◆ Raw records:
_ _ _ _ _ _ _
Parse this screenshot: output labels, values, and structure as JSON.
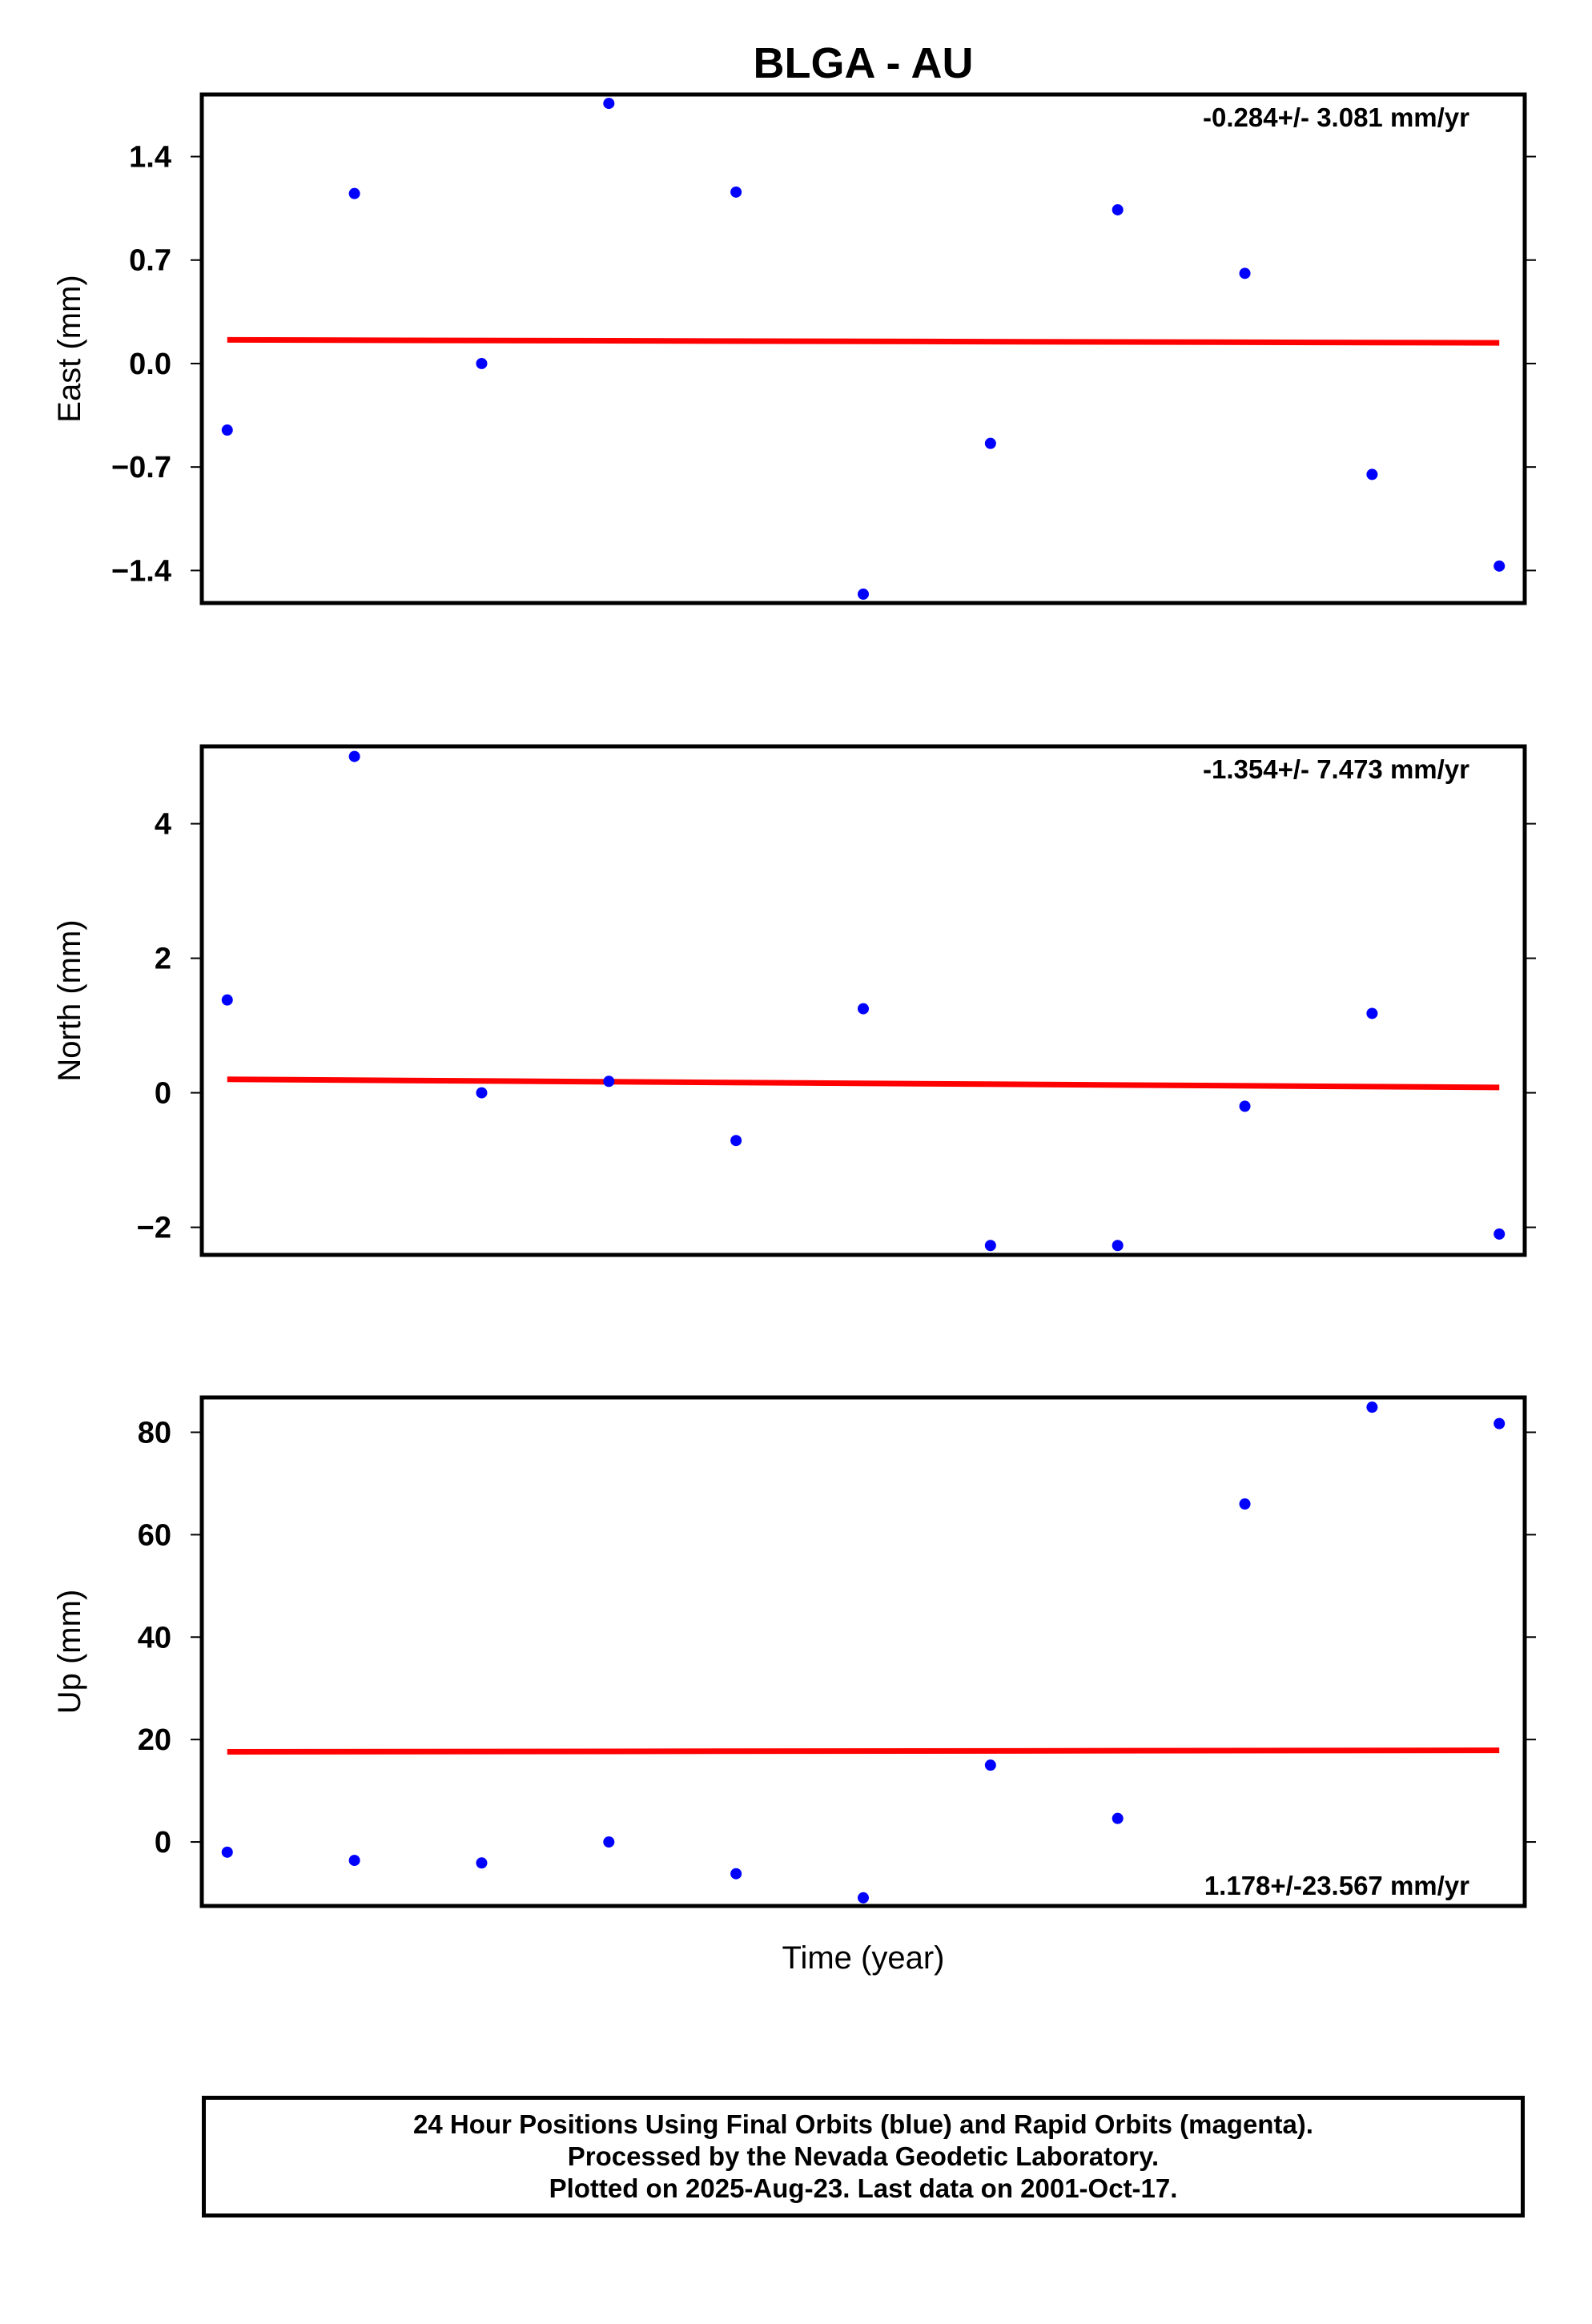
{
  "title": "BLGA - AU",
  "xlabel": "Time (year)",
  "colors": {
    "points": "#0000ff",
    "trend": "#ff0000",
    "axes": "#000000"
  },
  "chart_data": [
    {
      "type": "scatter",
      "ylabel": "East (mm)",
      "ylim": [
        -1.62,
        1.82
      ],
      "yticks": [
        1.4,
        0.7,
        0.0,
        -0.7,
        -1.4
      ],
      "ytick_labels": [
        "1.4",
        "0.7",
        "0.0",
        "−0.7",
        "−1.4"
      ],
      "annotation": "-0.284+/- 3.081 mm/yr",
      "annotation_position": "top-right",
      "x": [
        1,
        2,
        3,
        4,
        5,
        6,
        7,
        8,
        9,
        10,
        11
      ],
      "values": [
        -0.45,
        1.15,
        0.0,
        1.76,
        1.16,
        -1.56,
        -0.54,
        1.04,
        0.61,
        -0.75,
        -1.37
      ],
      "trend": [
        0.16,
        0.14
      ]
    },
    {
      "type": "scatter",
      "ylabel": "North (mm)",
      "ylim": [
        -2.41,
        5.15
      ],
      "yticks": [
        4,
        2,
        0,
        -2
      ],
      "ytick_labels": [
        "4",
        "2",
        "0",
        "−2"
      ],
      "annotation": "-1.354+/- 7.473 mm/yr",
      "annotation_position": "top-right",
      "x": [
        1,
        2,
        3,
        4,
        5,
        6,
        7,
        8,
        9,
        10,
        11
      ],
      "values": [
        1.38,
        5.0,
        0.0,
        0.17,
        -0.71,
        1.25,
        -2.27,
        -2.27,
        -0.2,
        1.18,
        -2.1
      ],
      "trend": [
        0.2,
        0.08
      ]
    },
    {
      "type": "scatter",
      "ylabel": "Up (mm)",
      "ylim": [
        -12.5,
        86.8
      ],
      "yticks": [
        80,
        60,
        40,
        20,
        0
      ],
      "ytick_labels": [
        "80",
        "60",
        "40",
        "20",
        "0"
      ],
      "annotation": "1.178+/-23.567 mm/yr",
      "annotation_position": "bottom-right",
      "x": [
        1,
        2,
        3,
        4,
        5,
        6,
        7,
        8,
        9,
        10,
        11
      ],
      "values": [
        -2.0,
        -3.6,
        -4.1,
        0.0,
        -6.2,
        -10.9,
        15.0,
        4.6,
        66.0,
        84.9,
        81.7
      ],
      "trend": [
        17.6,
        17.9
      ]
    }
  ],
  "footer": {
    "line1": "24 Hour Positions Using Final Orbits (blue) and Rapid Orbits (magenta).",
    "line2": "Processed by the Nevada Geodetic Laboratory.",
    "line3": "Plotted on 2025-Aug-23. Last data on 2001-Oct-17."
  }
}
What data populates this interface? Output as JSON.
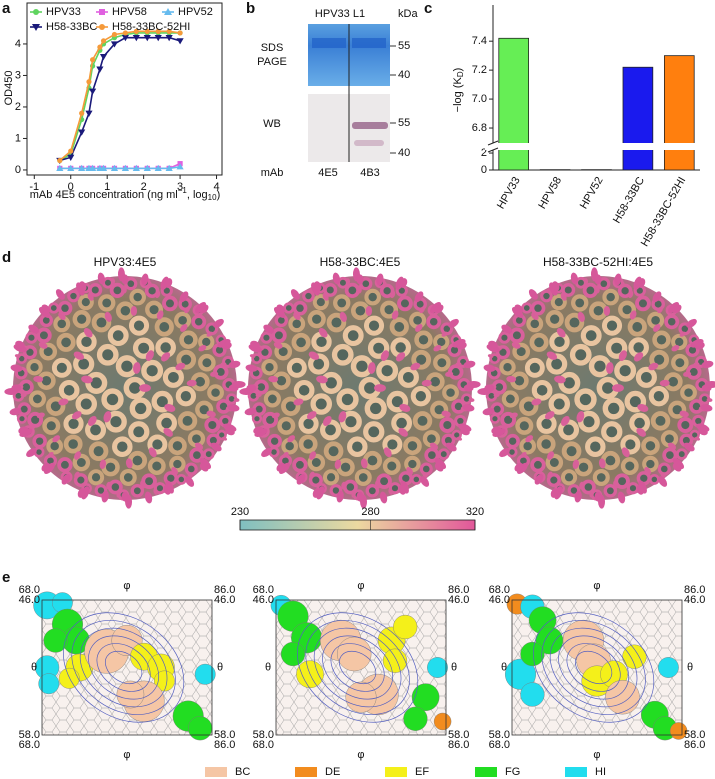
{
  "chart_data": [
    {
      "type": "line",
      "panel_label": "a",
      "xlabel": [
        "mAb 4E5 concentration (ng ml",
        "−1",
        ", log",
        "10",
        ")"
      ],
      "ylabel": "OD450",
      "x": [
        -0.3,
        0,
        0.3,
        0.5,
        0.6,
        0.8,
        0.9,
        1.2,
        1.5,
        1.8,
        2.1,
        2.4,
        2.7,
        3.0
      ],
      "xlim": [
        -1.2,
        4.15
      ],
      "xticks": [
        -1,
        0,
        1,
        2,
        3,
        4
      ],
      "ylim": [
        -0.16,
        5.3
      ],
      "yticks": [
        0,
        1,
        2,
        3,
        4
      ],
      "series": [
        {
          "name": "HPV33",
          "color": "#5fd45f",
          "marker": "circle",
          "values": [
            0.3,
            0.5,
            1.6,
            2.6,
            3.3,
            3.8,
            4.0,
            4.2,
            4.3,
            4.35,
            4.35,
            4.35,
            4.35,
            4.35
          ]
        },
        {
          "name": "HPV58",
          "color": "#e060e0",
          "marker": "square",
          "values": [
            0.05,
            0.05,
            0.05,
            0.05,
            0.05,
            0.05,
            0.05,
            0.05,
            0.05,
            0.05,
            0.05,
            0.05,
            0.05,
            0.2
          ]
        },
        {
          "name": "HPV52",
          "color": "#66bbee",
          "marker": "triangle",
          "values": [
            0.05,
            0.05,
            0.05,
            0.05,
            0.05,
            0.05,
            0.05,
            0.05,
            0.05,
            0.05,
            0.05,
            0.05,
            0.05,
            0.1
          ]
        },
        {
          "name": "H58-33BC",
          "color": "#1a1a7a",
          "marker": "triangle-down",
          "values": [
            0.3,
            0.4,
            1.2,
            1.8,
            2.5,
            3.2,
            3.6,
            4.0,
            4.2,
            4.2,
            4.2,
            4.2,
            4.2,
            4.1
          ]
        },
        {
          "name": "H58-33BC-52HI",
          "color": "#f59a3a",
          "marker": "circle",
          "values": [
            0.3,
            0.6,
            1.8,
            2.8,
            3.5,
            3.9,
            4.1,
            4.3,
            4.35,
            4.4,
            4.4,
            4.4,
            4.4,
            4.35
          ]
        }
      ]
    },
    {
      "type": "bar",
      "panel_label": "c",
      "ylabel": [
        "−log (K",
        "D",
        ")"
      ],
      "categories": [
        "HPV33",
        "HPV58",
        "HPV52",
        "H58-33BC",
        "H58-33BC-52HI"
      ],
      "values": [
        7.42,
        0.04,
        0.04,
        7.22,
        7.3
      ],
      "colors": [
        "#66ee55",
        "#e65ce6",
        "#55bbee",
        "#1a1aee",
        "#ff7f0e"
      ],
      "ylim": [
        0,
        7.65
      ],
      "axis_break": [
        2.3,
        6.7
      ],
      "yticks": [
        0,
        2,
        6.8,
        {
          "value": 7,
          "label": "7.0"
        },
        7.2,
        7.4
      ]
    }
  ],
  "panels": {
    "b": {
      "letter": "b",
      "title": "HPV33 L1",
      "unit": "kDa",
      "sds": [
        "SDS",
        "PAGE"
      ],
      "wb": "WB",
      "sds_markers": [
        55,
        40
      ],
      "wb_markers": [
        55,
        40
      ],
      "lane_label": "mAb",
      "lanes": [
        "4E5",
        "4B3"
      ]
    },
    "d": {
      "letter": "d",
      "titles": [
        "HPV33:4E5",
        "H58-33BC:4E5",
        "H58-33BC-52HI:4E5"
      ],
      "colorbar": {
        "ticks": [
          230,
          280,
          320
        ]
      }
    },
    "e": {
      "letter": "e",
      "axes": {
        "phi": "φ",
        "theta": "θ",
        "top_left": [
          "68.0",
          "46.0"
        ],
        "top_right": [
          "86.0",
          "46.0"
        ],
        "bottom_left": [
          "58.0",
          "68.0"
        ],
        "bottom_right": [
          "58.0",
          "86.0"
        ]
      },
      "legend": [
        {
          "name": "BC",
          "color": "#f5c6a5"
        },
        {
          "name": "DE",
          "color": "#f28c1e"
        },
        {
          "name": "EF",
          "color": "#f4f01a"
        },
        {
          "name": "FG",
          "color": "#22dd22"
        },
        {
          "name": "HI",
          "color": "#22ddee"
        }
      ]
    }
  }
}
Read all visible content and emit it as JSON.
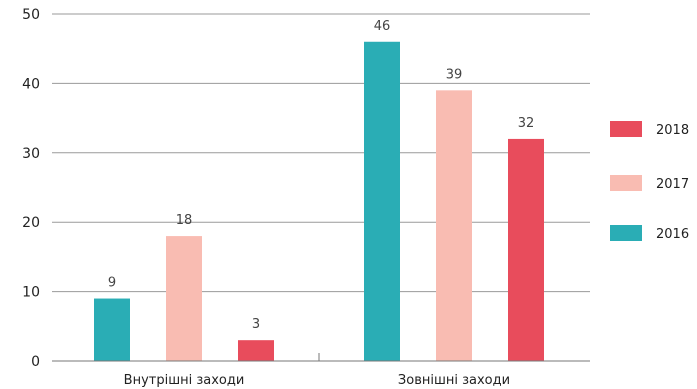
{
  "chart_data": {
    "type": "bar",
    "title": "",
    "xlabel": "",
    "ylabel": "",
    "categories": [
      "Внутрішні заходи",
      "Зовнішні заходи"
    ],
    "series": [
      {
        "name": "2016",
        "color": "#2aadb5",
        "values": [
          9,
          46
        ]
      },
      {
        "name": "2017",
        "color": "#f9bcb2",
        "values": [
          18,
          39
        ]
      },
      {
        "name": "2018",
        "color": "#e84c5c",
        "values": [
          3,
          32
        ]
      }
    ],
    "ylim": [
      0,
      50
    ],
    "yticks": [
      0,
      10,
      20,
      30,
      40,
      50
    ],
    "grid": true,
    "legend": {
      "position": "right",
      "order": [
        "2018",
        "2017",
        "2016"
      ]
    },
    "data_labels": true
  }
}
_ _ _ _ _ _ _
◆ Task details: Quote exactly the lines from the one that contains "Read all visible content and emit it as JSON." through the end of the listing above, both ends included, leaving out the pictures.

◆ The solution:
Read all visible content and emit it as JSON.
{
  "chart_data": {
    "type": "bar",
    "title": "",
    "xlabel": "",
    "ylabel": "",
    "categories": [
      "Внутрішні заходи",
      "Зовнішні заходи"
    ],
    "series": [
      {
        "name": "2016",
        "color": "#2aadb5",
        "values": [
          9,
          46
        ]
      },
      {
        "name": "2017",
        "color": "#f9bcb2",
        "values": [
          18,
          39
        ]
      },
      {
        "name": "2018",
        "color": "#e84c5c",
        "values": [
          3,
          32
        ]
      }
    ],
    "ylim": [
      0,
      50
    ],
    "yticks": [
      0,
      10,
      20,
      30,
      40,
      50
    ],
    "grid": true,
    "legend": {
      "position": "right",
      "order": [
        "2018",
        "2017",
        "2016"
      ]
    },
    "data_labels": true
  }
}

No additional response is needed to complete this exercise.